What is needed: Lines that include the word "side" are the ones to copy.

Listed records:
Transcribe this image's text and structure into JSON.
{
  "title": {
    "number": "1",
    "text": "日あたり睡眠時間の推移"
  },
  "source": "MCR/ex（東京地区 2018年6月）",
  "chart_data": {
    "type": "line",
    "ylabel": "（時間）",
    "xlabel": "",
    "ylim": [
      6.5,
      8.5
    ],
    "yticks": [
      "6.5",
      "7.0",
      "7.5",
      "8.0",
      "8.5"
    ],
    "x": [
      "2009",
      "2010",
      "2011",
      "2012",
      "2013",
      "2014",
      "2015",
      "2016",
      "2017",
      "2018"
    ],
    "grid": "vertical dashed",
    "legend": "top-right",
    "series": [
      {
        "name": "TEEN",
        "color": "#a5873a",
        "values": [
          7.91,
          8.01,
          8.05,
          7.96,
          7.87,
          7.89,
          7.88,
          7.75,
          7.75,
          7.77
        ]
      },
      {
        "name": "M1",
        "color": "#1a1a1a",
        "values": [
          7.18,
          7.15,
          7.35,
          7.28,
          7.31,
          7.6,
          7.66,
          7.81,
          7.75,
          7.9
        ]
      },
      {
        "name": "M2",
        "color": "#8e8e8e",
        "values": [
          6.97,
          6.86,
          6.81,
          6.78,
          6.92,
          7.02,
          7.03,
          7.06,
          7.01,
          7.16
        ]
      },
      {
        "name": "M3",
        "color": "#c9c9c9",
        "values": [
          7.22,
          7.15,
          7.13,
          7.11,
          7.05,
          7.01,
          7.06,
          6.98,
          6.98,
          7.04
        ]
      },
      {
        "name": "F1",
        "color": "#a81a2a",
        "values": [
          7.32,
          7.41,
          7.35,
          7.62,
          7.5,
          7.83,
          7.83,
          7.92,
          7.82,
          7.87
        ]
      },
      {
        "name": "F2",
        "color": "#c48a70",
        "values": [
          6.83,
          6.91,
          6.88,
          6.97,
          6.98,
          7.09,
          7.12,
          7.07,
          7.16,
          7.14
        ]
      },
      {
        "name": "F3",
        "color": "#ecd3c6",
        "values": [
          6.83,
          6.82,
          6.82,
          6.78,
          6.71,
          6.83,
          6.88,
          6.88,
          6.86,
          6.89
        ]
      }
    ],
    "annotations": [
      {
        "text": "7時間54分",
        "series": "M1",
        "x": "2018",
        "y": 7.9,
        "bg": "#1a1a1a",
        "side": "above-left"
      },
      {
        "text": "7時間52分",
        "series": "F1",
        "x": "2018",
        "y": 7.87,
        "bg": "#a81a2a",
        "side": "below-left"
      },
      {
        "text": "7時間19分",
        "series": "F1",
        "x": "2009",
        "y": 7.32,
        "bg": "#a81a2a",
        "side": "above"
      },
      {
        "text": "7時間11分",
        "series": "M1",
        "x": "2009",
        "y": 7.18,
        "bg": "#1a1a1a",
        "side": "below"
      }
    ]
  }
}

Response to this exercise:
        "side": "above-left"
        "side": "below-left"
        "side": "above"
        "side": "below"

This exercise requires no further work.